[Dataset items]
------
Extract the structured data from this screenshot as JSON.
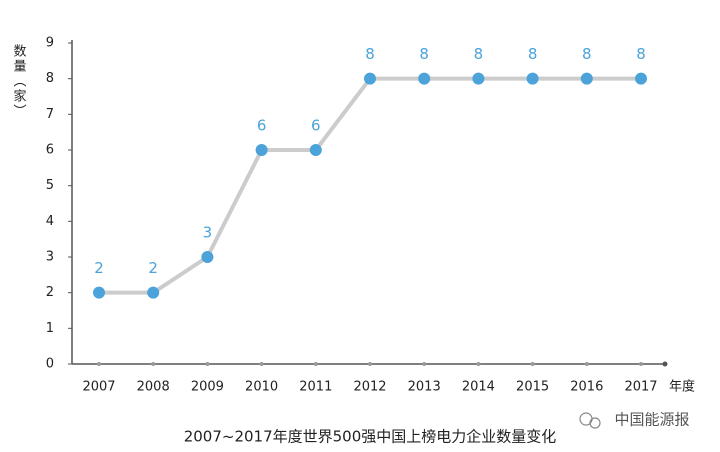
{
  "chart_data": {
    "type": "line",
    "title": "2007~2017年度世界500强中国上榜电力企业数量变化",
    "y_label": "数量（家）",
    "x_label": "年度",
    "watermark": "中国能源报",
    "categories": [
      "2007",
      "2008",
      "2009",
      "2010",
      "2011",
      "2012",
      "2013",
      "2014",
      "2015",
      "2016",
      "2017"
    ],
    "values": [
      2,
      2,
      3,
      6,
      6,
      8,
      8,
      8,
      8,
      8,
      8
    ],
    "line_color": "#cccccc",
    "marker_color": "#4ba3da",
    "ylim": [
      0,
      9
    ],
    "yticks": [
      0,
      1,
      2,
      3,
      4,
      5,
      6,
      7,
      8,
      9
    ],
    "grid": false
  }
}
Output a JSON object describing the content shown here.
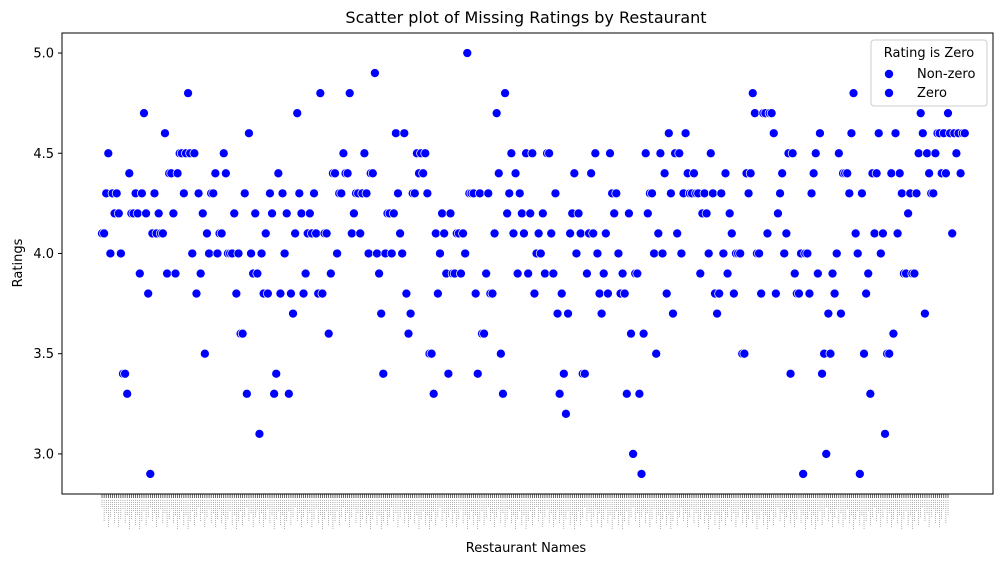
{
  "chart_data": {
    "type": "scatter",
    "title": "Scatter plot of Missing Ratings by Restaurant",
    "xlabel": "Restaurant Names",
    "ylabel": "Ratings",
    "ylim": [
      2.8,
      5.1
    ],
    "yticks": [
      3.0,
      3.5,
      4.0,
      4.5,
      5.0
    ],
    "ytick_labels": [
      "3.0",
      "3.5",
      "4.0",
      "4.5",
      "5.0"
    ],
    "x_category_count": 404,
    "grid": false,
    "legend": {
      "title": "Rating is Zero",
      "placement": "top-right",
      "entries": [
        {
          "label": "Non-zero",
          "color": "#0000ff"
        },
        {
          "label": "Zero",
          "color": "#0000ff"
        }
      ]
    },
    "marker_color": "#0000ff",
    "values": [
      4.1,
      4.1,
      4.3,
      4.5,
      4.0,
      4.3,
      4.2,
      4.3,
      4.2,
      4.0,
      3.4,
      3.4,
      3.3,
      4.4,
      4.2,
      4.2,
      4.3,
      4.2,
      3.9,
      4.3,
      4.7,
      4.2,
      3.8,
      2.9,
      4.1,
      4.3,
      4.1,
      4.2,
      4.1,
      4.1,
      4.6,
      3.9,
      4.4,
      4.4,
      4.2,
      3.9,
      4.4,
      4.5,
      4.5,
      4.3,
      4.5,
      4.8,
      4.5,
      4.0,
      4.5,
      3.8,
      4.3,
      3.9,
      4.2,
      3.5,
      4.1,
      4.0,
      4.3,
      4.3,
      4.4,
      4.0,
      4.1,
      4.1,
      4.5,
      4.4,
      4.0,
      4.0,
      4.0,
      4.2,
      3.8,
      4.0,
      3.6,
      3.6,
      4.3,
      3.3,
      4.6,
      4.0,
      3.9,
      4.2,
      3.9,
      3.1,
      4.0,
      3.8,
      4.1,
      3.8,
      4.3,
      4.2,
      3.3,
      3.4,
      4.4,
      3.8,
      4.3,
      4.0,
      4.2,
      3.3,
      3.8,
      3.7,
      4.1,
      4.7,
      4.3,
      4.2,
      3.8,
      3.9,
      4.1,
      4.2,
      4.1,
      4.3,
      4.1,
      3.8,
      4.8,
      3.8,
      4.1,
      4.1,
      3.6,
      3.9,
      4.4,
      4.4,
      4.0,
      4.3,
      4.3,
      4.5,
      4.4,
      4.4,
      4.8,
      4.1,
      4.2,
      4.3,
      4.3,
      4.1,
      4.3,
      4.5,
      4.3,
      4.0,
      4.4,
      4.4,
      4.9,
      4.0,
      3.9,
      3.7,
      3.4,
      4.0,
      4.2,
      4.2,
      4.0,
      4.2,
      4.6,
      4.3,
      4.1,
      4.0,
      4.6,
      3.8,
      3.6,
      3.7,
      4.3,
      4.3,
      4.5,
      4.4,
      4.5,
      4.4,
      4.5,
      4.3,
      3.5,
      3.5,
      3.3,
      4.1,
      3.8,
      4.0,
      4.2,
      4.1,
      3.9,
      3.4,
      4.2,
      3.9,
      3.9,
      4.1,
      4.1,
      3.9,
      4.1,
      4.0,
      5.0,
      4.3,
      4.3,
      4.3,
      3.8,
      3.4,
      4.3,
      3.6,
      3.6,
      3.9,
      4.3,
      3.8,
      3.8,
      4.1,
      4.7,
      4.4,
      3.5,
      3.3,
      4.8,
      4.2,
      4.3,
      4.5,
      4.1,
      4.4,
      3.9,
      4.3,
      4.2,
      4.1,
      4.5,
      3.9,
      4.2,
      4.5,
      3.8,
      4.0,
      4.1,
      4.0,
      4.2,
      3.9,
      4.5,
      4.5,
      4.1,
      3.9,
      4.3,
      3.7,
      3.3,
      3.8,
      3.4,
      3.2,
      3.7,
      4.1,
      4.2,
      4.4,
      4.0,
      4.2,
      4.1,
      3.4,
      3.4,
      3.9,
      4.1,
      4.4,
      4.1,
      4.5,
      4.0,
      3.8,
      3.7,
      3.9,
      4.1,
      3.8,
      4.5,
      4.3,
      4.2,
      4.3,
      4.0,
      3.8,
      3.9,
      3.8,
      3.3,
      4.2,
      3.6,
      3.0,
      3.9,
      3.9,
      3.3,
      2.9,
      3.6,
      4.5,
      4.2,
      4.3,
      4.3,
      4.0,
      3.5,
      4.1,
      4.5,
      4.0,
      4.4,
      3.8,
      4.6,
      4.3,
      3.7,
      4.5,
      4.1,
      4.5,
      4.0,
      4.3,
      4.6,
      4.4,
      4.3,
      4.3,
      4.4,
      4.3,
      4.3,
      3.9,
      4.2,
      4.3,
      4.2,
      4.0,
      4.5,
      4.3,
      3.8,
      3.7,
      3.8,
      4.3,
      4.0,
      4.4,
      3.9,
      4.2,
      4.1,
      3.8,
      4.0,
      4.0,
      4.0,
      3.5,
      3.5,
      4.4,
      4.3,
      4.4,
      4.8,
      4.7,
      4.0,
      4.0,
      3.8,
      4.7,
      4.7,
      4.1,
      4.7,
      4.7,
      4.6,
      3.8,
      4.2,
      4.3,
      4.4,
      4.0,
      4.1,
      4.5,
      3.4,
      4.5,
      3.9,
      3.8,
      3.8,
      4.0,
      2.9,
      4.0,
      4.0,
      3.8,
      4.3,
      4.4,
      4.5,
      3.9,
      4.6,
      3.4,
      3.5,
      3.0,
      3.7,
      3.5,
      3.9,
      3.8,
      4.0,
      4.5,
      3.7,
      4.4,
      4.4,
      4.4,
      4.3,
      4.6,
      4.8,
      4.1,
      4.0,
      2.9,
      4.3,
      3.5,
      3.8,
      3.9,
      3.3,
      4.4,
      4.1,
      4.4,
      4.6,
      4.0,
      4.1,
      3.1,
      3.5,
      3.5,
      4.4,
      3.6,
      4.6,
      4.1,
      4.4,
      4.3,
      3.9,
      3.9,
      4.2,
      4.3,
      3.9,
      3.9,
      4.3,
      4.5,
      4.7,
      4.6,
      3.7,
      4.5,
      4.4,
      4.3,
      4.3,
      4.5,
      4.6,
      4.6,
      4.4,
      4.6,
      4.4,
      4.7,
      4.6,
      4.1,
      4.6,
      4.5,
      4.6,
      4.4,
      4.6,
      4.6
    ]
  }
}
------
TASK INSTRUCTIONS:
Look through the material above and pick out each line holding the word "JSON".

REPLY TO THE EXERCISE:
Extract the structured data from this screenshot as JSON.
Output a JSON object describing the content shown here.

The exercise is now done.